- What the task requires -
From the listing that follows, output everything exactly except the pictures.

- Listed records -
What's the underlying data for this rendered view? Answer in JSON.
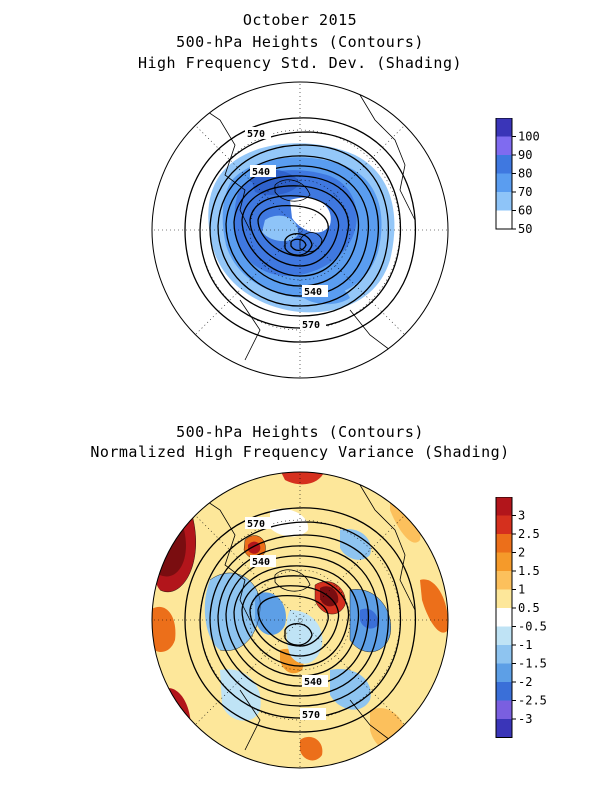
{
  "top_panel": {
    "title_line1": "October 2015",
    "title_line2": "500-hPa Heights (Contours)",
    "title_line3": "High Frequency Std. Dev. (Shading)",
    "contour_labels": [
      "570",
      "540",
      "540",
      "570"
    ],
    "colorbar": {
      "ticks": [
        "100",
        "90",
        "80",
        "70",
        "60",
        "50"
      ],
      "colors": [
        "#3a35b8",
        "#7f6bf0",
        "#3f78e0",
        "#5a9df0",
        "#8ec4f8",
        "#ffffff"
      ]
    }
  },
  "bottom_panel": {
    "title_line1": "500-hPa Heights (Contours)",
    "title_line2": "Normalized High Frequency Variance (Shading)",
    "contour_labels": [
      "570",
      "540",
      "540",
      "570"
    ],
    "colorbar": {
      "ticks": [
        "3",
        "2.5",
        "2",
        "1.5",
        "1",
        "0.5",
        "-0.5",
        "-1",
        "-1.5",
        "-2",
        "-2.5",
        "-3"
      ],
      "colors": [
        "#b2151b",
        "#d5301e",
        "#ec6f1a",
        "#f59a2a",
        "#fcc05c",
        "#fde79a",
        "#ffffff",
        "#bfe3f5",
        "#8ec4f0",
        "#5d9fe6",
        "#3a6fd8",
        "#7a5fe0",
        "#3a35b8"
      ]
    }
  }
}
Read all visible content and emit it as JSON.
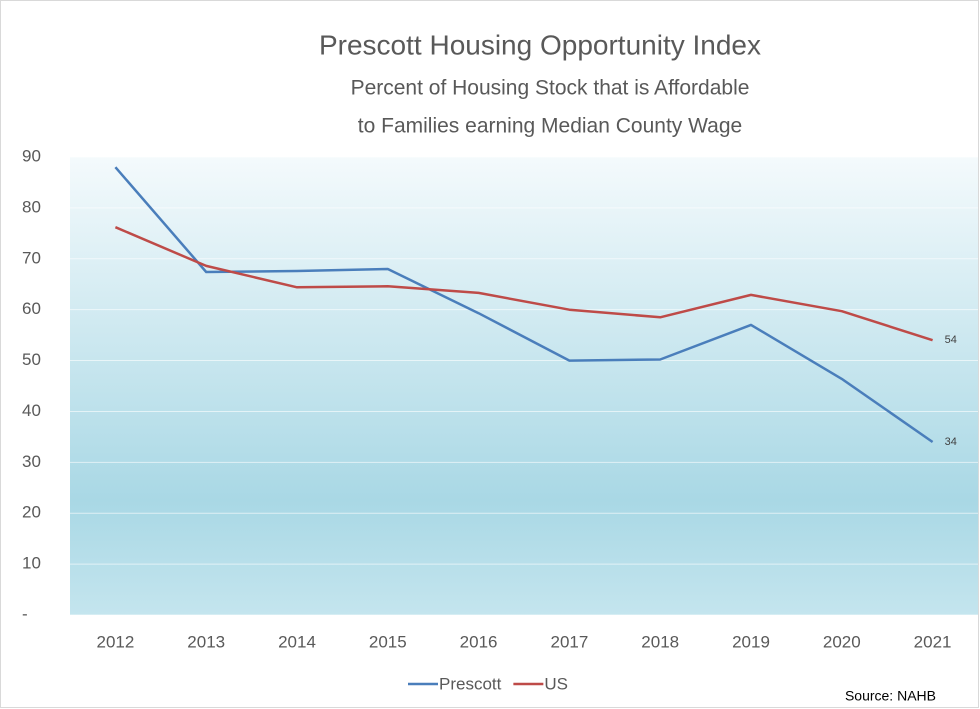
{
  "chart_data": {
    "type": "line",
    "title": "Prescott Housing Opportunity Index",
    "subtitle": [
      "Percent of Housing Stock that is Affordable",
      "to Families earning Median County Wage"
    ],
    "categories": [
      "2012",
      "2013",
      "2014",
      "2015",
      "2016",
      "2017",
      "2018",
      "2019",
      "2020",
      "2021"
    ],
    "series": [
      {
        "name": "Prescott",
        "color": "#4a7ebb",
        "values": [
          88,
          67.4,
          67.6,
          68,
          59.3,
          50,
          50.2,
          57,
          46.4,
          34
        ]
      },
      {
        "name": "US",
        "color": "#be4b48",
        "values": [
          76.2,
          68.6,
          64.4,
          64.6,
          63.3,
          60,
          58.5,
          62.9,
          59.7,
          54
        ]
      }
    ],
    "ylim": [
      0,
      90
    ],
    "yticks": [
      {
        "value": 0,
        "label": "-"
      },
      10,
      20,
      30,
      40,
      50,
      60,
      70,
      80,
      90
    ],
    "grid": true,
    "legend": "bottom",
    "annotation": "Source: NAHB"
  }
}
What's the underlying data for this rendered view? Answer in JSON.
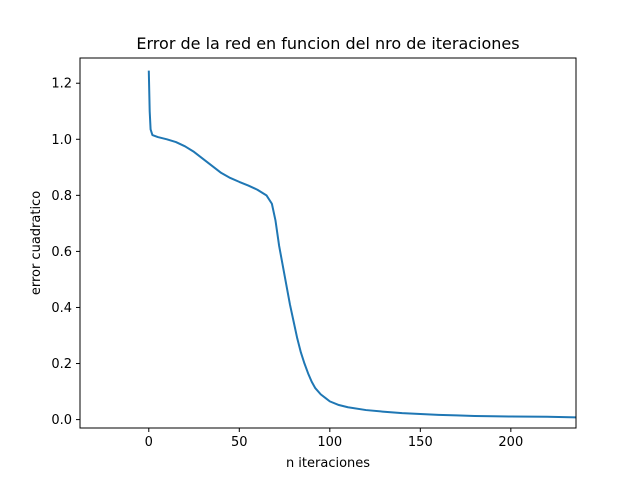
{
  "chart_data": {
    "type": "line",
    "title": "Error de la red en funcion del nro de iteraciones",
    "xlabel": "n iteraciones",
    "ylabel": "error cuadratico",
    "xlim": [
      -38,
      236
    ],
    "ylim": [
      -0.03,
      1.29
    ],
    "xticks": [
      0,
      50,
      100,
      150,
      200
    ],
    "yticks": [
      0.0,
      0.2,
      0.4,
      0.6,
      0.8,
      1.0,
      1.2
    ],
    "ytick_labels": [
      "0.0",
      "0.2",
      "0.4",
      "0.6",
      "0.8",
      "1.0",
      "1.2"
    ],
    "grid": false,
    "series": [
      {
        "color": "#1f77b4",
        "x": [
          0,
          0.5,
          1,
          2,
          5,
          10,
          15,
          20,
          25,
          30,
          35,
          40,
          45,
          50,
          55,
          60,
          65,
          68,
          70,
          72,
          74,
          76,
          78,
          80,
          82,
          84,
          86,
          88,
          90,
          92,
          95,
          98,
          100,
          105,
          110,
          120,
          130,
          140,
          150,
          160,
          170,
          180,
          190,
          200,
          210,
          220,
          236
        ],
        "y": [
          1.245,
          1.1,
          1.035,
          1.015,
          1.008,
          1.0,
          0.99,
          0.975,
          0.955,
          0.93,
          0.905,
          0.88,
          0.862,
          0.848,
          0.835,
          0.82,
          0.8,
          0.77,
          0.71,
          0.62,
          0.55,
          0.48,
          0.41,
          0.35,
          0.29,
          0.24,
          0.2,
          0.165,
          0.135,
          0.112,
          0.09,
          0.075,
          0.065,
          0.052,
          0.044,
          0.034,
          0.028,
          0.023,
          0.02,
          0.017,
          0.015,
          0.013,
          0.012,
          0.011,
          0.0105,
          0.01,
          0.008
        ]
      }
    ]
  }
}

- Exercise solution -
What's the underlying data for this rendered view? Answer in JSON.
{
  "top_panel": {
    "title_line1": "October 2015",
    "title_line2": "500-hPa Heights (Contours)",
    "title_line3": "High Frequency Std. Dev. (Shading)",
    "contour_labels": [
      "570",
      "540",
      "540",
      "570"
    ],
    "colorbar": {
      "ticks": [
        "100",
        "90",
        "80",
        "70",
        "60",
        "50"
      ],
      "colors": [
        "#3a35b8",
        "#7f6bf0",
        "#3f78e0",
        "#5a9df0",
        "#8ec4f8",
        "#ffffff"
      ]
    }
  },
  "bottom_panel": {
    "title_line1": "500-hPa Heights (Contours)",
    "title_line2": "Normalized High Frequency Variance (Shading)",
    "contour_labels": [
      "570",
      "540",
      "540",
      "570"
    ],
    "colorbar": {
      "ticks": [
        "3",
        "2.5",
        "2",
        "1.5",
        "1",
        "0.5",
        "-0.5",
        "-1",
        "-1.5",
        "-2",
        "-2.5",
        "-3"
      ],
      "colors": [
        "#b2151b",
        "#d5301e",
        "#ec6f1a",
        "#f59a2a",
        "#fcc05c",
        "#fde79a",
        "#ffffff",
        "#bfe3f5",
        "#8ec4f0",
        "#5d9fe6",
        "#3a6fd8",
        "#7a5fe0",
        "#3a35b8"
      ]
    }
  }
}
Read all visible content and emit it as JSON.
{
  "chart_data": {
    "type": "line",
    "title": "Prescott Housing Opportunity Index",
    "subtitle": [
      "Percent of Housing Stock that is Affordable",
      "to Families earning Median County Wage"
    ],
    "categories": [
      "2012",
      "2013",
      "2014",
      "2015",
      "2016",
      "2017",
      "2018",
      "2019",
      "2020",
      "2021"
    ],
    "series": [
      {
        "name": "Prescott",
        "color": "#4a7ebb",
        "values": [
          88,
          67.4,
          67.6,
          68,
          59.3,
          50,
          50.2,
          57,
          46.4,
          34
        ]
      },
      {
        "name": "US",
        "color": "#be4b48",
        "values": [
          76.2,
          68.6,
          64.4,
          64.6,
          63.3,
          60,
          58.5,
          62.9,
          59.7,
          54
        ]
      }
    ],
    "ylim": [
      0,
      90
    ],
    "yticks": [
      {
        "value": 0,
        "label": "-"
      },
      10,
      20,
      30,
      40,
      50,
      60,
      70,
      80,
      90
    ],
    "grid": true,
    "legend": "bottom",
    "annotation": "Source: NAHB"
  }
}
What's the underlying data for this rendered view? Answer in JSON.
{
  "chart_data": {
    "type": "line",
    "title": "Error de la red en funcion del nro de iteraciones",
    "xlabel": "n iteraciones",
    "ylabel": "error cuadratico",
    "xlim": [
      -38,
      236
    ],
    "ylim": [
      -0.03,
      1.29
    ],
    "xticks": [
      0,
      50,
      100,
      150,
      200
    ],
    "yticks": [
      0.0,
      0.2,
      0.4,
      0.6,
      0.8,
      1.0,
      1.2
    ],
    "ytick_labels": [
      "0.0",
      "0.2",
      "0.4",
      "0.6",
      "0.8",
      "1.0",
      "1.2"
    ],
    "grid": false,
    "series": [
      {
        "color": "#1f77b4",
        "x": [
          0,
          0.5,
          1,
          2,
          5,
          10,
          15,
          20,
          25,
          30,
          35,
          40,
          45,
          50,
          55,
          60,
          65,
          68,
          70,
          72,
          74,
          76,
          78,
          80,
          82,
          84,
          86,
          88,
          90,
          92,
          95,
          98,
          100,
          105,
          110,
          120,
          130,
          140,
          150,
          160,
          170,
          180,
          190,
          200,
          210,
          220,
          236
        ],
        "y": [
          1.245,
          1.1,
          1.035,
          1.015,
          1.008,
          1.0,
          0.99,
          0.975,
          0.955,
          0.93,
          0.905,
          0.88,
          0.862,
          0.848,
          0.835,
          0.82,
          0.8,
          0.77,
          0.71,
          0.62,
          0.55,
          0.48,
          0.41,
          0.35,
          0.29,
          0.24,
          0.2,
          0.165,
          0.135,
          0.112,
          0.09,
          0.075,
          0.065,
          0.052,
          0.044,
          0.034,
          0.028,
          0.023,
          0.02,
          0.017,
          0.015,
          0.013,
          0.012,
          0.011,
          0.0105,
          0.01,
          0.008
        ]
      }
    ]
  }
}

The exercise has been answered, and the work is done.